Extracts from a graphics dataset ->
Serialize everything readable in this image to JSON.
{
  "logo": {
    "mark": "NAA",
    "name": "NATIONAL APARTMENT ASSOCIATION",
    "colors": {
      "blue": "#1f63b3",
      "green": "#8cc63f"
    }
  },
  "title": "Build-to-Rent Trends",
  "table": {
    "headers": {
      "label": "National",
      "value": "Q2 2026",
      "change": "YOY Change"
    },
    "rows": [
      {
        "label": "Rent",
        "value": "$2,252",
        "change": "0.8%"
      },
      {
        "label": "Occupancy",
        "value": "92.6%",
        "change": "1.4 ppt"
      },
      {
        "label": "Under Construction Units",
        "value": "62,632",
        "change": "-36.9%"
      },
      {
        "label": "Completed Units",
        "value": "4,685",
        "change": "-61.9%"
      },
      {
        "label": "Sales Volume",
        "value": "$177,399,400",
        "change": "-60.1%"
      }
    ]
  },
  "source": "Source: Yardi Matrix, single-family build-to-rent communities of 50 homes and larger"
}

What needs to be done ->
Return the material in full, exactly as shown.

Solution to this exercise ->
Serialize everything readable in this image to JSON.
{
  "logo": {
    "mark": "NAA",
    "name": "NATIONAL APARTMENT ASSOCIATION",
    "colors": {
      "blue": "#1f63b3",
      "green": "#8cc63f"
    }
  },
  "title": "Build-to-Rent Trends",
  "table": {
    "headers": {
      "label": "National",
      "value": "Q2 2026",
      "change": "YOY Change"
    },
    "rows": [
      {
        "label": "Rent",
        "value": "$2,252",
        "change": "0.8%"
      },
      {
        "label": "Occupancy",
        "value": "92.6%",
        "change": "1.4 ppt"
      },
      {
        "label": "Under Construction Units",
        "value": "62,632",
        "change": "-36.9%"
      },
      {
        "label": "Completed Units",
        "value": "4,685",
        "change": "-61.9%"
      },
      {
        "label": "Sales Volume",
        "value": "$177,399,400",
        "change": "-60.1%"
      }
    ]
  },
  "source": "Source: Yardi Matrix, single-family build-to-rent communities of 50 homes and larger"
}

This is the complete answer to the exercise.